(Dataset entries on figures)
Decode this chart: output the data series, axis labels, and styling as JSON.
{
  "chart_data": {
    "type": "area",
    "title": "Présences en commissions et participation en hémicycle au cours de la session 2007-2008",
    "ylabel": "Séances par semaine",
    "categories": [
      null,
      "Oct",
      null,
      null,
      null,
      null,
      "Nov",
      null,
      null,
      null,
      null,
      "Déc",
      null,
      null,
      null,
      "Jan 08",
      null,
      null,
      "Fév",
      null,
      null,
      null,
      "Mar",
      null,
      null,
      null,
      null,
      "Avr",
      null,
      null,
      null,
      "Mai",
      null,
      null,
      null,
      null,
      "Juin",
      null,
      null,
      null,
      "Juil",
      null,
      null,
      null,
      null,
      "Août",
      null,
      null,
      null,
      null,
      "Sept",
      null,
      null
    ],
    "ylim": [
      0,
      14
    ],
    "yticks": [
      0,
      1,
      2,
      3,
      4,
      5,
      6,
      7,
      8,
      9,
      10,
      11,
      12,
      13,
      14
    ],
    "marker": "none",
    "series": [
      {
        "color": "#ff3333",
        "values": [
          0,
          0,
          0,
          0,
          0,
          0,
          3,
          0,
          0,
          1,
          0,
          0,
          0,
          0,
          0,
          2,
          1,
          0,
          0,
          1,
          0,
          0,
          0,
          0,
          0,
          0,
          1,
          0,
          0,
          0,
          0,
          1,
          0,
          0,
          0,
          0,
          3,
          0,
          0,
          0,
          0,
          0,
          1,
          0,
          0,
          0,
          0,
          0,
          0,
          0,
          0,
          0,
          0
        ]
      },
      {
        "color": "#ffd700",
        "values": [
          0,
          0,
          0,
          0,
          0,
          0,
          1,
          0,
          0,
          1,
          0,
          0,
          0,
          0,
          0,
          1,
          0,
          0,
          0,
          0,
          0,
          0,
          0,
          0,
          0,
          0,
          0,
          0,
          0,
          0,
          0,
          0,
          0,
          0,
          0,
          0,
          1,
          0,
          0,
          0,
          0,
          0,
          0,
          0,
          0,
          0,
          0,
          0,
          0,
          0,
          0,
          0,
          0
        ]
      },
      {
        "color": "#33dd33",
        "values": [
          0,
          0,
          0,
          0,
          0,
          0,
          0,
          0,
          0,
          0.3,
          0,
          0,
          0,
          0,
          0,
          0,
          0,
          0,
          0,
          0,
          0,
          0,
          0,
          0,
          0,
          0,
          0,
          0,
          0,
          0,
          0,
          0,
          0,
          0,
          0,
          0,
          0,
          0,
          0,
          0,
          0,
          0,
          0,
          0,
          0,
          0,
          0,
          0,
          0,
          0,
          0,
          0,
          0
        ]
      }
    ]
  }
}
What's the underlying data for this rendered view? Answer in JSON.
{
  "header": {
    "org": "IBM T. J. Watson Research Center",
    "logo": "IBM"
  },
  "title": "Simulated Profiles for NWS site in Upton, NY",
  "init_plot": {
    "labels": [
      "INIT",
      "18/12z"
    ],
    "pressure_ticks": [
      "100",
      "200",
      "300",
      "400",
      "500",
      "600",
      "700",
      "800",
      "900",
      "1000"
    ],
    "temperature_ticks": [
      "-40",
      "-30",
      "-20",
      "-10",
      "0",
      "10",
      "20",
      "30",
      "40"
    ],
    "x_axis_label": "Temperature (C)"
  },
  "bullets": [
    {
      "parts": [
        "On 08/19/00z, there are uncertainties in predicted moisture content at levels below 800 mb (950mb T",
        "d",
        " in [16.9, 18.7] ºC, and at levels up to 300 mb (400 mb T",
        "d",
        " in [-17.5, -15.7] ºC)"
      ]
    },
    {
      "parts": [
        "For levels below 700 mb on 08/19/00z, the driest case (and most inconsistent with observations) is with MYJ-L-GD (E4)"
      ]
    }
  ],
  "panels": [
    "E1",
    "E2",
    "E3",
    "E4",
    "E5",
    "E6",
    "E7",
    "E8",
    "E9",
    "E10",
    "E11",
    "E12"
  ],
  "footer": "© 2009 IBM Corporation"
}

__Task statement__: Lines in the records that hold the word "this" are to be counted; give only the total.

__Solution to the problem__: 2